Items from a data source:
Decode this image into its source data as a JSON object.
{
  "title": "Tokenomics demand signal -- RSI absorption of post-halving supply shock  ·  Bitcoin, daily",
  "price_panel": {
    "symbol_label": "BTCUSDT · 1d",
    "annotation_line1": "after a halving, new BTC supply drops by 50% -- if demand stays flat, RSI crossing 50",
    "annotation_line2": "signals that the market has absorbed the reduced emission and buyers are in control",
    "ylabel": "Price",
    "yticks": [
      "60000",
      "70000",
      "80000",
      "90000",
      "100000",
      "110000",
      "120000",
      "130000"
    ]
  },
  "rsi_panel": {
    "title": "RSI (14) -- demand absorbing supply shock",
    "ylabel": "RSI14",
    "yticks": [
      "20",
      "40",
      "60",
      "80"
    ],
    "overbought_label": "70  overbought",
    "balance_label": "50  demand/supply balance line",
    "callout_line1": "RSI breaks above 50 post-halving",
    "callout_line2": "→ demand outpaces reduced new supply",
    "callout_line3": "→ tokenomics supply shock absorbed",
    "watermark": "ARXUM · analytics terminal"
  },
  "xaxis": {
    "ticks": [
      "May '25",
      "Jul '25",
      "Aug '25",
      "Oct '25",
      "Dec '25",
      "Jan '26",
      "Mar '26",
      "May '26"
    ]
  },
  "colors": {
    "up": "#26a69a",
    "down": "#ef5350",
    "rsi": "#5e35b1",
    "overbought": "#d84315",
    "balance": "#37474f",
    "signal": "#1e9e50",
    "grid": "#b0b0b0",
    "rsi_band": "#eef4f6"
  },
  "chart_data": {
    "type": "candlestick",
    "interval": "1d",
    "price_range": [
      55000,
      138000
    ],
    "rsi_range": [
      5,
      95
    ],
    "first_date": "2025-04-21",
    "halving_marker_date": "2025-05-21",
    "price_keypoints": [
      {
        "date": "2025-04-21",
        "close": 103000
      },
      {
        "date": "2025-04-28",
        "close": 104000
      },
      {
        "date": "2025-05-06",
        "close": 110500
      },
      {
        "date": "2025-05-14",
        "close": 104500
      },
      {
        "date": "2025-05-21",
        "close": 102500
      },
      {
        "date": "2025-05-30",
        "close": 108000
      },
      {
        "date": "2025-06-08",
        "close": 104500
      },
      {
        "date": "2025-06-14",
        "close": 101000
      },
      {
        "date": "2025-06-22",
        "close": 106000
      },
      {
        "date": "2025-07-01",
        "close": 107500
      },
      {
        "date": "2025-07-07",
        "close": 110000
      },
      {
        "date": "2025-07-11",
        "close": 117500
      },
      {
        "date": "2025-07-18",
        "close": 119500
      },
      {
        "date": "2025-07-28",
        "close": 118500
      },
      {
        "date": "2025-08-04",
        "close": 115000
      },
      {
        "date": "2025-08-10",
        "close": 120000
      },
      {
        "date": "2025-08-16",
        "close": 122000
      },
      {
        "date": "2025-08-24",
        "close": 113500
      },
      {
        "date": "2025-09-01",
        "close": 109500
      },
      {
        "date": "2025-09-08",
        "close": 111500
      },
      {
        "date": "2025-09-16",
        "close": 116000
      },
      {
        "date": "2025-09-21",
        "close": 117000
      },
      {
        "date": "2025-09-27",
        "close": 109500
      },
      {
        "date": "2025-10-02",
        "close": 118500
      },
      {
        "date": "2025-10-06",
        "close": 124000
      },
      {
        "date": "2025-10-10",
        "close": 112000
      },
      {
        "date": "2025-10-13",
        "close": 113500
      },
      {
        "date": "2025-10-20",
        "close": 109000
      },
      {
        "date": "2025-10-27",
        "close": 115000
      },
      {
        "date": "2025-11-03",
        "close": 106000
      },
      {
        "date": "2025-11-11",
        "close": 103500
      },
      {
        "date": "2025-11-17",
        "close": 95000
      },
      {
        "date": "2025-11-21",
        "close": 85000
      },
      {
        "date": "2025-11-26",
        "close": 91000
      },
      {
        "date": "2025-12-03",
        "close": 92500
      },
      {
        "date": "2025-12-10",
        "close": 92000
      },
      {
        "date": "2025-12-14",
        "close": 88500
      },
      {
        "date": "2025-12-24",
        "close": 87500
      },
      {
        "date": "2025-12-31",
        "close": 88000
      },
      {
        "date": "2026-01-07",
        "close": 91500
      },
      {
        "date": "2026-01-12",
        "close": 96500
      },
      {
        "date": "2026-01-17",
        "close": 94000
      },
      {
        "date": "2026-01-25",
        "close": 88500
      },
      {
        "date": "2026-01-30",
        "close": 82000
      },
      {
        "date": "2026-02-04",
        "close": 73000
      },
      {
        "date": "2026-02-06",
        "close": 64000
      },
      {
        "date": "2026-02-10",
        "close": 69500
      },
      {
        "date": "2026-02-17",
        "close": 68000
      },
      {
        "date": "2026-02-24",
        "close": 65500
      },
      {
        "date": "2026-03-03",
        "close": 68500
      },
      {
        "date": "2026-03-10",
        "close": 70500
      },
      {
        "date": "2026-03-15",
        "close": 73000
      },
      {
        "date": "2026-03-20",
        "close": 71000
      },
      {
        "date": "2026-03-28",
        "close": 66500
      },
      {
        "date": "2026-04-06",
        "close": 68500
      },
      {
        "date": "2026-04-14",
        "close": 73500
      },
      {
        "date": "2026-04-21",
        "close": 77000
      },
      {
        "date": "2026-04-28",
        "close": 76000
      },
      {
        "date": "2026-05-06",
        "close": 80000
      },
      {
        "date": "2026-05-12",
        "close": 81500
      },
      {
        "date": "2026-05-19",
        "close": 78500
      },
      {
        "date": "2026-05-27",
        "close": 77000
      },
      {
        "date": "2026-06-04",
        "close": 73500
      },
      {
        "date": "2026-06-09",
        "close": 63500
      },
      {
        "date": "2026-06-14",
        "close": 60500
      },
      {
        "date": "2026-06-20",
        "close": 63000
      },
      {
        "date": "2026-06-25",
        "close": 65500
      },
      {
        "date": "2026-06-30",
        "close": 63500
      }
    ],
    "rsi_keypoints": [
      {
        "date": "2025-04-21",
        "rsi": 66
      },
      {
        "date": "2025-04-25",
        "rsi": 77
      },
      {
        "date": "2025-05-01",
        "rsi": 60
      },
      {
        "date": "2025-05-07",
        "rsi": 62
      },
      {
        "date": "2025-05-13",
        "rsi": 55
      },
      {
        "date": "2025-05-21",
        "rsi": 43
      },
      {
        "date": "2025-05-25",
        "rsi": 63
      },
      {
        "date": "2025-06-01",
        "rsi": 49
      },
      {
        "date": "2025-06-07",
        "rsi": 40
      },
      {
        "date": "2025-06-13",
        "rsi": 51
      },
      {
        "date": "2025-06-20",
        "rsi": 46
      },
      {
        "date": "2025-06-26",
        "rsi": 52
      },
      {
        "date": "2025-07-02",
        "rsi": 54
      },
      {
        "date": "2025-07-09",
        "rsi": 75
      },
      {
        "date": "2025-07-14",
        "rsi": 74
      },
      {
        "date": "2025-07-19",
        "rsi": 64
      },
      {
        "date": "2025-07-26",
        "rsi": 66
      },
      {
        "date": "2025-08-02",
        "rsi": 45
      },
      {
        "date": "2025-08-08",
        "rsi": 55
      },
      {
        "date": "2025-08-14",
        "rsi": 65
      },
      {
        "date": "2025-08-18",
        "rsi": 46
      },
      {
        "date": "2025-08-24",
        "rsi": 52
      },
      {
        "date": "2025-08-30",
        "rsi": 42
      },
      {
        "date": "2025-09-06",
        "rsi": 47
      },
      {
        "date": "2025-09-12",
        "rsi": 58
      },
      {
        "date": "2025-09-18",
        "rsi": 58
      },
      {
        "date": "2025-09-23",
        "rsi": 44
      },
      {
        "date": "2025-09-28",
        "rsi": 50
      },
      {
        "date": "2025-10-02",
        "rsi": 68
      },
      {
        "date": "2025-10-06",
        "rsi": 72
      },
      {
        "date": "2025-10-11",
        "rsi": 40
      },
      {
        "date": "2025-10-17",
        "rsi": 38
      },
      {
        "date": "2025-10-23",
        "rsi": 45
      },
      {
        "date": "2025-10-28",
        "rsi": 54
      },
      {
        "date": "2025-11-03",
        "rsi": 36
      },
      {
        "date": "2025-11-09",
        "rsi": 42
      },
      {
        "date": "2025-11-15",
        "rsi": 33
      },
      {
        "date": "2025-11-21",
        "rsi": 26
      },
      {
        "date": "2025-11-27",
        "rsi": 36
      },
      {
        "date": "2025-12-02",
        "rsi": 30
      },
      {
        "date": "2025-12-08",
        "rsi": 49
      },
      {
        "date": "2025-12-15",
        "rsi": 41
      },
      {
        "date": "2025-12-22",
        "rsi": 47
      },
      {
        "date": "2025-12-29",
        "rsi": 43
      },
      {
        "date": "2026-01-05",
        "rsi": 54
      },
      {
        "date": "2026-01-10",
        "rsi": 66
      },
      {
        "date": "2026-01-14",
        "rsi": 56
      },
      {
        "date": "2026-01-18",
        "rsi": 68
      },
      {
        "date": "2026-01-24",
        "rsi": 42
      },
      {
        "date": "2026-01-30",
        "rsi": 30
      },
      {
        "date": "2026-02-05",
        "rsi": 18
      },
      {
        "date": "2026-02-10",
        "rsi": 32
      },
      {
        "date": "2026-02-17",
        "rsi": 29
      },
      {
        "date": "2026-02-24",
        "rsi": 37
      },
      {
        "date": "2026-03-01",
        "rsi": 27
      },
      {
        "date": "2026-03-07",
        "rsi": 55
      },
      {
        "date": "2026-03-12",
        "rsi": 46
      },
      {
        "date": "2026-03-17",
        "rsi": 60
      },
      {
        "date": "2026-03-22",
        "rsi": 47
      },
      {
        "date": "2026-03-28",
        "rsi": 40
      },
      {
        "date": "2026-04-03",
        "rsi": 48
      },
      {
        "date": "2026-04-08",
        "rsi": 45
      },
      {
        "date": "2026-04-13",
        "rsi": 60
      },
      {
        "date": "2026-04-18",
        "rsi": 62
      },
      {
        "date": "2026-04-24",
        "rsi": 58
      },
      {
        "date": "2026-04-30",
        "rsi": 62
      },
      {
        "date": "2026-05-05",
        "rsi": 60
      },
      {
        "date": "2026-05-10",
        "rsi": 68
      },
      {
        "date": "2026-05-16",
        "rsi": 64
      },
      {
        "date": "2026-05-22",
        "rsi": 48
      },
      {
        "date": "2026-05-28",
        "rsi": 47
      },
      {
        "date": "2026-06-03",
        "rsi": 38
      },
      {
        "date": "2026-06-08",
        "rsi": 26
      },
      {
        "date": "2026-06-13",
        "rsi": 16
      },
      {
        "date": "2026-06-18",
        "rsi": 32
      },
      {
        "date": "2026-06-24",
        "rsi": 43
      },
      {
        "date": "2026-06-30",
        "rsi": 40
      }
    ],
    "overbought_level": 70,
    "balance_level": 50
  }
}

Goal –
Collect each line above holding the string "reduced".

Final result –
    "annotation_line2": "signals that the market has absorbed the reduced emission and buyers are in control",
    "callout_line2": "→ demand outpaces reduced new supply",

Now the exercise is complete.